**What is expected**: Find each line with the word "icon" and copy it.

**Material for this task**:
■ ■ ■ ■ ■

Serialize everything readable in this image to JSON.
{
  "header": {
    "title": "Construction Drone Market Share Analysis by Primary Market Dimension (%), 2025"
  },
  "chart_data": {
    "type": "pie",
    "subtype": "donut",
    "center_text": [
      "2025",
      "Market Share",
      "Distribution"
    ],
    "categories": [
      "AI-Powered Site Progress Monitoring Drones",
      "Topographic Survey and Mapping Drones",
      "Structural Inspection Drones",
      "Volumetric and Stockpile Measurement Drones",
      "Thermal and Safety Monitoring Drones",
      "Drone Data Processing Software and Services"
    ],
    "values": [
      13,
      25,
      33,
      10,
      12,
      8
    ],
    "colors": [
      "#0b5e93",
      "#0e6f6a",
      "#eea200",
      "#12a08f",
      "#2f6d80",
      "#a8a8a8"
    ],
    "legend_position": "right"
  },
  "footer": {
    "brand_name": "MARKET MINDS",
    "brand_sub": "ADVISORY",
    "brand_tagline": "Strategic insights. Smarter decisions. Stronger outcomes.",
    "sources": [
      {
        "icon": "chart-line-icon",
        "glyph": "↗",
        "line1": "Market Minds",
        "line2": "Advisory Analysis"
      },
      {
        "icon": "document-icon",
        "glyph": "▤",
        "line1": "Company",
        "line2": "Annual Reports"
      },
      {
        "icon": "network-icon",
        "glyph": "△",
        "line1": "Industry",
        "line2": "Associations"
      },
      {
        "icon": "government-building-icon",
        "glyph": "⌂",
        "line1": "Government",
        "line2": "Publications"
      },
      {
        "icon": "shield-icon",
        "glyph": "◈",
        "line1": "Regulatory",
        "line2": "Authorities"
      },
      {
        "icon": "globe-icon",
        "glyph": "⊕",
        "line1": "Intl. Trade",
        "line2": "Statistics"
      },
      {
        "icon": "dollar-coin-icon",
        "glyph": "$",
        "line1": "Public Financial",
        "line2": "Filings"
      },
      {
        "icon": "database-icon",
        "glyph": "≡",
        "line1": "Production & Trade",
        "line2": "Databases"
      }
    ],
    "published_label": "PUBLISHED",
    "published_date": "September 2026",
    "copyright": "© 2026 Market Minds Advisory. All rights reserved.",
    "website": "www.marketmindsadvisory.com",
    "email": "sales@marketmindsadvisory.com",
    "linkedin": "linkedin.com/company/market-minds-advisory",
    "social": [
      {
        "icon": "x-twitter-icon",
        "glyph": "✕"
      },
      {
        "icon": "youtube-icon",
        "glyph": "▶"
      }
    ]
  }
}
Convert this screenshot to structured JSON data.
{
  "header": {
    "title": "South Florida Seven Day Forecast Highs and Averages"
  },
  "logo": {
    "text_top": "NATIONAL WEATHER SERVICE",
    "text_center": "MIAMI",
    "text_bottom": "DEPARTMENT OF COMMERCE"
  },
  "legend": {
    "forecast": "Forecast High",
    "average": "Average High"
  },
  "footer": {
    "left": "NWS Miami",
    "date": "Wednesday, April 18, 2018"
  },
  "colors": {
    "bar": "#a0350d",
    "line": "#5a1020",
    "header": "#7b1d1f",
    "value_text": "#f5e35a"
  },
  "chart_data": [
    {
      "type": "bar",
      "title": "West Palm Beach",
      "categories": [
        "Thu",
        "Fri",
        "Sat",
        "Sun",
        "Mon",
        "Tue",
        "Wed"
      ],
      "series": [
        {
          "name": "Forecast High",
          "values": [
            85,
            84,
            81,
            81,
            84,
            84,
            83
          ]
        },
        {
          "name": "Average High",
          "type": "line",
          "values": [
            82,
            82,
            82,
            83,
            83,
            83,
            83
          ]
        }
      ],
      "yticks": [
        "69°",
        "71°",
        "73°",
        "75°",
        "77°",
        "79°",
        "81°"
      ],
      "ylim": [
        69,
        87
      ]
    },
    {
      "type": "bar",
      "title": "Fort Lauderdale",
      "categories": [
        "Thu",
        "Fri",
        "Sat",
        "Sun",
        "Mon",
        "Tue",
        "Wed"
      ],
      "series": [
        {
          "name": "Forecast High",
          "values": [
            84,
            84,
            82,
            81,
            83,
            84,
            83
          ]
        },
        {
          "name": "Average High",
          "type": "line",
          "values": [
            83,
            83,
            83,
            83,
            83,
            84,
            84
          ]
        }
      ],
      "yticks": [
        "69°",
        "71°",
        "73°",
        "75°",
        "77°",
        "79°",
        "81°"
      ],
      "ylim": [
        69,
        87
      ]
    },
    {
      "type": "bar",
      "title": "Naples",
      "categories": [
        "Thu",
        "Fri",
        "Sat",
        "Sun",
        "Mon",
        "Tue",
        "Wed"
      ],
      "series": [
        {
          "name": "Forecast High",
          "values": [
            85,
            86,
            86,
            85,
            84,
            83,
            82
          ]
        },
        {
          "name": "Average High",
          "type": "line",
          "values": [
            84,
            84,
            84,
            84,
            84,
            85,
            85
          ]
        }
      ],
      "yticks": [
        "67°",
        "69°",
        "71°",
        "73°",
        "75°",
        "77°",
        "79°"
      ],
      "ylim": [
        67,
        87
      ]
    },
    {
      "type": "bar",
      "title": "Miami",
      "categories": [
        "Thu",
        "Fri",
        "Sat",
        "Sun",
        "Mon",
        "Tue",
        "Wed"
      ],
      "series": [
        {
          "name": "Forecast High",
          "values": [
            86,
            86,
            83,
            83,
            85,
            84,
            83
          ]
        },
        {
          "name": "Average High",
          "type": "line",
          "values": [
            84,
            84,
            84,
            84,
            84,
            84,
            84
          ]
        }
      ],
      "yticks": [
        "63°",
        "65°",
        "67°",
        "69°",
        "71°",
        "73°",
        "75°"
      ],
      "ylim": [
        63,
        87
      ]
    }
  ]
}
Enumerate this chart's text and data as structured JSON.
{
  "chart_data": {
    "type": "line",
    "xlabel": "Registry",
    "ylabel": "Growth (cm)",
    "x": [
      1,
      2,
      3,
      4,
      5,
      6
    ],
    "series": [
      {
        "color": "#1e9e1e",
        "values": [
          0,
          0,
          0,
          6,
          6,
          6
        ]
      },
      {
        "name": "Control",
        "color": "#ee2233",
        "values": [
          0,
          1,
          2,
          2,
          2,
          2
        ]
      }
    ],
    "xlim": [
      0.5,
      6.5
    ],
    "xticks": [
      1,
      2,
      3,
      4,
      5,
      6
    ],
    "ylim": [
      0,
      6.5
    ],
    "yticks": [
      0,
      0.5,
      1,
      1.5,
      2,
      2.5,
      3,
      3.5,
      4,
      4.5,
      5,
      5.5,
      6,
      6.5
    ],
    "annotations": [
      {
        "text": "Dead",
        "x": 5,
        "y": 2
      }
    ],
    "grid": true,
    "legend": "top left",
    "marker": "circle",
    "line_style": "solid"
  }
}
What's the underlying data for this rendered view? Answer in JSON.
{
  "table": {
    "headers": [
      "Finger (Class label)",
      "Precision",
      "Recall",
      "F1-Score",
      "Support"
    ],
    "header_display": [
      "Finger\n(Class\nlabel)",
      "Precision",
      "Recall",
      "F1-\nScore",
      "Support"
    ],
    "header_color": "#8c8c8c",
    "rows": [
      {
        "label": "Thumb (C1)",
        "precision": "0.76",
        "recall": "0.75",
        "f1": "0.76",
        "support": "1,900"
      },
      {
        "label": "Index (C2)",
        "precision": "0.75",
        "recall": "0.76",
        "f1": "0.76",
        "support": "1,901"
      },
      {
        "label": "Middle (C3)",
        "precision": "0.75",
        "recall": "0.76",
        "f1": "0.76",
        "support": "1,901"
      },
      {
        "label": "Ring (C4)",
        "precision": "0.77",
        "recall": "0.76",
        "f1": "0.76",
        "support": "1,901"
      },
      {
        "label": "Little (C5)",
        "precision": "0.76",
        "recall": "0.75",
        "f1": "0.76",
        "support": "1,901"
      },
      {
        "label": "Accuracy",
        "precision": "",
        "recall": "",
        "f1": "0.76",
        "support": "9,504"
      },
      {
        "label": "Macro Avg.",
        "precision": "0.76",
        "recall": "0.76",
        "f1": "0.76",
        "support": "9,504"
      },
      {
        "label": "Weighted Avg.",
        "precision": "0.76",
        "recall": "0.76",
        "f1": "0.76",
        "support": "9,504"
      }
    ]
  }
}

■ ■ ■ ■ ■

**Exercise solution**:
        "icon": "chart-line-icon",
        "icon": "document-icon",
        "icon": "network-icon",
        "icon": "government-building-icon",
        "icon": "shield-icon",
        "icon": "globe-icon",
        "icon": "dollar-coin-icon",
        "icon": "database-icon",
        "icon": "x-twitter-icon",
        "icon": "youtube-icon",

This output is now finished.